> GIVEN PROBLEM: Gather each line of the records where "heading" appears.

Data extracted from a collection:
--- START ---

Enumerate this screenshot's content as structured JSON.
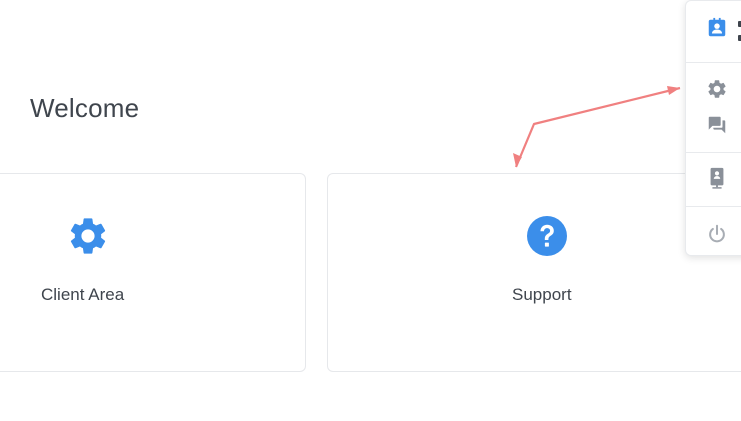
{
  "main": {
    "heading": "Welcome",
    "cards": [
      {
        "label": "Client Area",
        "icon": "gear-icon"
      },
      {
        "label": "Support",
        "icon": "question-circle-icon"
      }
    ]
  },
  "dropdown": {
    "items": [
      {
        "icon": "contact-card-icon"
      },
      {
        "icon": "gear-icon"
      },
      {
        "icon": "chat-icon"
      },
      {
        "icon": "id-badge-icon"
      },
      {
        "icon": "power-icon"
      }
    ]
  },
  "colors": {
    "accent": "#3b8eea",
    "text": "#3f454d",
    "icon_gray": "#8a9099",
    "border": "#e6e8eb",
    "annotation_arrow": "#f08080"
  }
}
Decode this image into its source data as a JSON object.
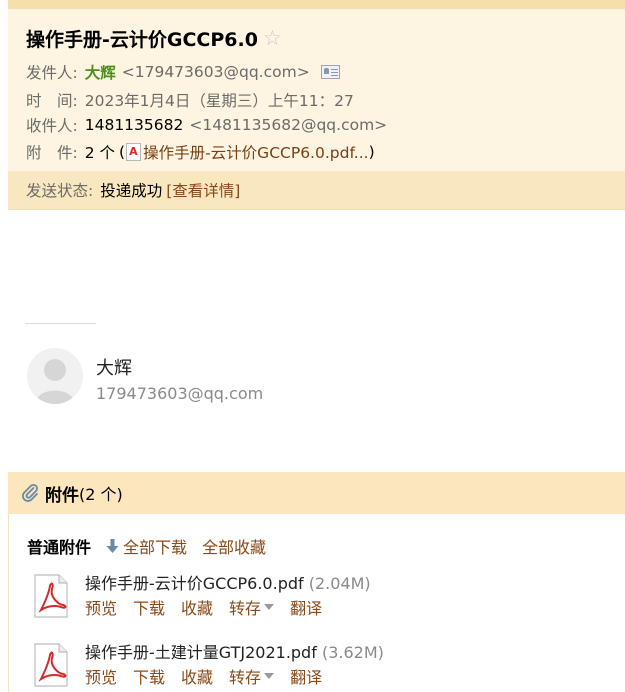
{
  "email": {
    "subject": "操作手册-云计价GCCP6.0",
    "star_icon": "star-outline-icon",
    "from_label": "发件人:",
    "from_name": "大辉",
    "from_addr": "<179473603@qq.com>",
    "contact_card_icon": "contact-card-icon",
    "time_label": "时　间:",
    "time_value": "2023年1月4日（星期三）上午11：27",
    "to_label": "收件人:",
    "to_name": "1481135682",
    "to_addr": "<1481135682@qq.com>",
    "att_label": "附　件:",
    "att_count": "2 个",
    "att_open": "(",
    "att_first": "操作手册-云计价GCCP6.0.pdf...",
    "att_close": ")",
    "status_label": "发送状态:",
    "status_value": "投递成功",
    "status_link": "[查看详情]"
  },
  "signature": {
    "name": "大辉",
    "email": "179473603@qq.com"
  },
  "attachments": {
    "title": "附件",
    "count": "(2 个)",
    "section_title": "普通附件",
    "download_all": "全部下载",
    "save_all": "全部收藏",
    "files": [
      {
        "name": "操作手册-云计价GCCP6.0.pdf",
        "size": "(2.04M)",
        "preview": "预览",
        "download": "下载",
        "favorite": "收藏",
        "save_to": "转存",
        "translate": "翻译"
      },
      {
        "name": "操作手册-土建计量GTJ2021.pdf",
        "size": "(3.62M)",
        "preview": "预览",
        "download": "下载",
        "favorite": "收藏",
        "save_to": "转存",
        "translate": "翻译"
      }
    ]
  },
  "colors": {
    "header_bg": "#fdf5e1",
    "status_bg": "#f9e7bf",
    "sender_green": "#4d8f1e",
    "link_brown": "#8a4a18"
  }
}
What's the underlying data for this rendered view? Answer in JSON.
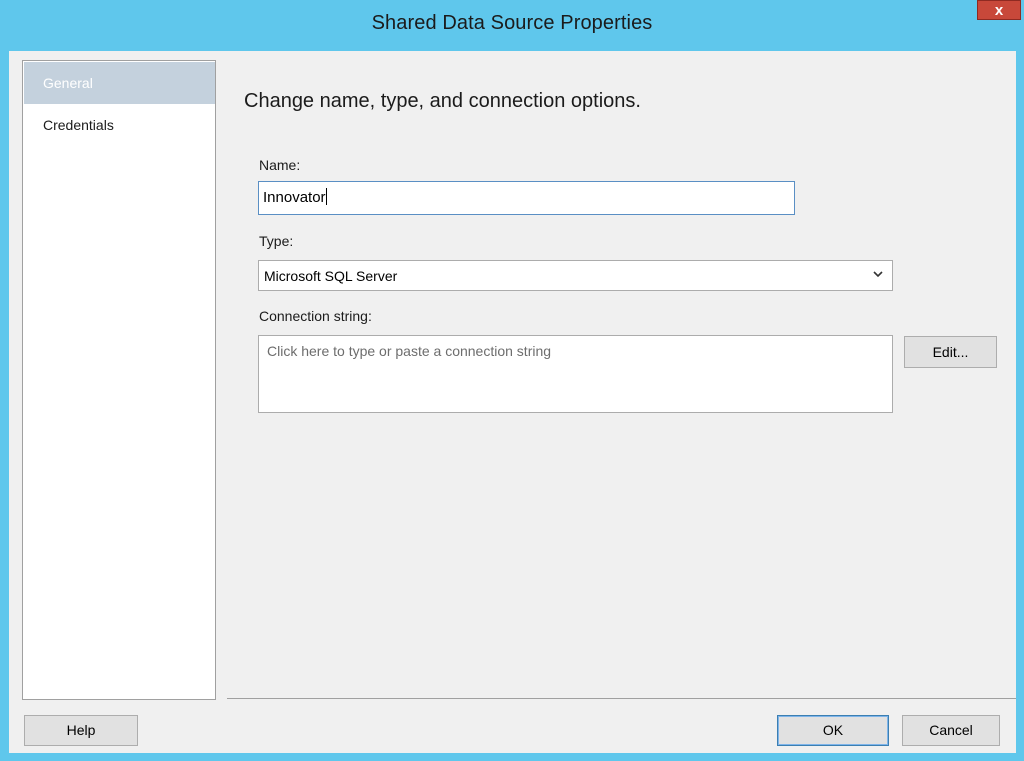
{
  "window": {
    "title": "Shared Data Source Properties",
    "close_label": "x"
  },
  "nav": {
    "items": [
      {
        "label": "General",
        "selected": true
      },
      {
        "label": "Credentials",
        "selected": false
      }
    ]
  },
  "main": {
    "heading": "Change name, type, and connection options.",
    "name_label": "Name:",
    "name_value": "Innovator",
    "type_label": "Type:",
    "type_value": "Microsoft SQL Server",
    "connection_label": "Connection string:",
    "connection_placeholder": "Click here to type or paste a connection string",
    "edit_button": "Edit..."
  },
  "footer": {
    "help_button": "Help",
    "ok_button": "OK",
    "cancel_button": "Cancel"
  },
  "colors": {
    "frame": "#5fc7ec",
    "close": "#c8483a",
    "nav_selected": "#c4d1dd"
  },
  "icons": {
    "dropdown": "chevron-down-icon"
  }
}
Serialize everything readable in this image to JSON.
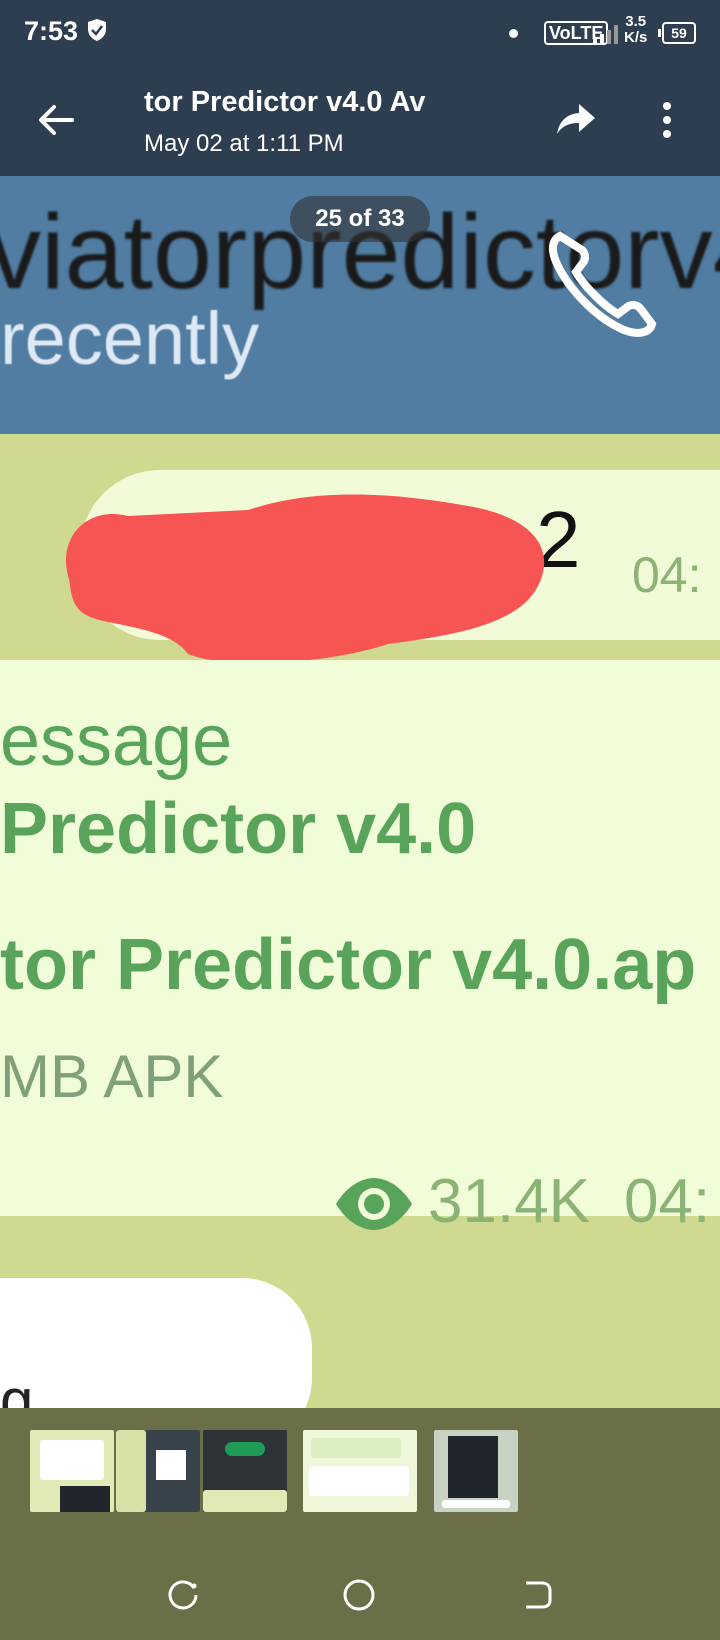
{
  "status_bar": {
    "time": "7:53",
    "network": "VoLTE",
    "speed_value": "3.5",
    "speed_unit": "K/s",
    "battery": "59"
  },
  "toolbar": {
    "title": "tor Predictor v4.0   Av",
    "subtitle": "May 02 at 1:11 PM"
  },
  "viewer": {
    "counter": "25 of 33"
  },
  "photo": {
    "chat_name": "viatorpredictorv4",
    "chat_status": "recently",
    "message_number": "2",
    "time_1": "04:",
    "message_line1": "essage",
    "message_line2": "Predictor v4.0",
    "file_name": "tor Predictor v4.0.ap",
    "file_size": "MB APK",
    "views": "31.4K",
    "time_2": "04:",
    "partial_text": "g"
  },
  "colors": {
    "header_bg": "#2d3e50",
    "chat_header": "#517da2",
    "message_green": "#5aa35b",
    "redaction": "#f75454",
    "strip_bg": "#6b6f48"
  }
}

--- END ---

> EXERCISE ANSWER:
    "heading": "Welcome",
    "heading": "Change name, type, and connection options.",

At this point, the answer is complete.